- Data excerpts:
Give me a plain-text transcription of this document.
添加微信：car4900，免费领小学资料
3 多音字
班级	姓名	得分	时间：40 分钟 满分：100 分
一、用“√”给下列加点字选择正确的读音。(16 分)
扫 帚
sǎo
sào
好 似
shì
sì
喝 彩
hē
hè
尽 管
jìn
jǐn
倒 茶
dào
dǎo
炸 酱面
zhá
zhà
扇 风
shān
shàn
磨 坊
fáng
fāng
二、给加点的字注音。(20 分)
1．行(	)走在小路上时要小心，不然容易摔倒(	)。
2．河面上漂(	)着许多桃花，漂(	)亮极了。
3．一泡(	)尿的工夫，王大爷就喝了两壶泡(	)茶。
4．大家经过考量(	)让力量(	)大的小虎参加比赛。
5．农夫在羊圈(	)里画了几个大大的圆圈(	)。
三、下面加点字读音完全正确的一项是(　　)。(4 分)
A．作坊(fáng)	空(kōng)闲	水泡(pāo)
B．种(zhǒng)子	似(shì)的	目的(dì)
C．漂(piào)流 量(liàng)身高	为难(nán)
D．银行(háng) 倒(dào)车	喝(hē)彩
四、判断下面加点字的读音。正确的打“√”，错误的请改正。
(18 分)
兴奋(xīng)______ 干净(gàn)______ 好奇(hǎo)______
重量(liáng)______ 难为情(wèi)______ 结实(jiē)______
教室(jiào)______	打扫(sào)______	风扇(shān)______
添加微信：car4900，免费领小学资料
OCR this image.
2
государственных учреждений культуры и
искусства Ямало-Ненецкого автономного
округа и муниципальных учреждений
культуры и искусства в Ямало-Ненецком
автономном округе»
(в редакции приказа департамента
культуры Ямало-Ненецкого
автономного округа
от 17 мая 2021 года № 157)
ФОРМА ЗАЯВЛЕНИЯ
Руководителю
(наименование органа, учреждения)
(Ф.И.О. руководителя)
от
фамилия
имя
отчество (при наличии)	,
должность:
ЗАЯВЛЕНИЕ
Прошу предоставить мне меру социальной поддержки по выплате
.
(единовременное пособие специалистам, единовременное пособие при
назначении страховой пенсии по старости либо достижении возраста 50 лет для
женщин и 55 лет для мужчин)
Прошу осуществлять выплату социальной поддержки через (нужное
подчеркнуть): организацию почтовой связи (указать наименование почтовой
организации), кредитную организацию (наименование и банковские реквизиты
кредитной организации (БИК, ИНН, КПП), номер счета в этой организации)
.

- REQUIREMENTS:
Return all of the data exactly as it reads.

- WORKED SOLUTION:
Give me a plain-text transcription of this document.
添加微信：car4900，免费领小学资料
3 多音字
班级	姓名	得分	时间：40 分钟 满分：100 分
一、用“√”给下列加点字选择正确的读音。(16 分)
扫 帚
sǎo
sào
好 似
shì
sì
喝 彩
hē
hè
尽 管
jìn
jǐn
倒 茶
dào
dǎo
炸 酱面
zhá
zhà
扇 风
shān
shàn
磨 坊
fáng
fāng
二、给加点的字注音。(20 分)
1．行(	)走在小路上时要小心，不然容易摔倒(	)。
2．河面上漂(	)着许多桃花，漂(	)亮极了。
3．一泡(	)尿的工夫，王大爷就喝了两壶泡(	)茶。
4．大家经过考量(	)让力量(	)大的小虎参加比赛。
5．农夫在羊圈(	)里画了几个大大的圆圈(	)。
三、下面加点字读音完全正确的一项是(　　)。(4 分)
A．作坊(fáng)	空(kōng)闲	水泡(pāo)
B．种(zhǒng)子	似(shì)的	目的(dì)
C．漂(piào)流 量(liàng)身高	为难(nán)
D．银行(háng) 倒(dào)车	喝(hē)彩
四、判断下面加点字的读音。正确的打“√”，错误的请改正。
(18 分)
兴奋(xīng)______ 干净(gàn)______ 好奇(hǎo)______
重量(liáng)______ 难为情(wèi)______ 结实(jiē)______
教室(jiào)______	打扫(sào)______	风扇(shān)______
添加微信：car4900，免费领小学资料
OCR this image.
2
государственных учреждений культуры и
искусства Ямало-Ненецкого автономного
округа и муниципальных учреждений
культуры и искусства в Ямало-Ненецком
автономном округе»
(в редакции приказа департамента
культуры Ямало-Ненецкого
автономного округа
от 17 мая 2021 года № 157)
ФОРМА ЗАЯВЛЕНИЯ
Руководителю
(наименование органа, учреждения)
(Ф.И.О. руководителя)
от
фамилия
имя
отчество (при наличии)	,
должность:
ЗАЯВЛЕНИЕ
Прошу предоставить мне меру социальной поддержки по выплате
.
(единовременное пособие специалистам, единовременное пособие при
назначении страховой пенсии по старости либо достижении возраста 50 лет для
женщин и 55 лет для мужчин)
Прошу осуществлять выплату социальной поддержки через (нужное
подчеркнуть): организацию почтовой связи (указать наименование почтовой
организации), кредитную организацию (наименование и банковские реквизиты
кредитной организации (БИК, ИНН, КПП), номер счета в этой организации)
.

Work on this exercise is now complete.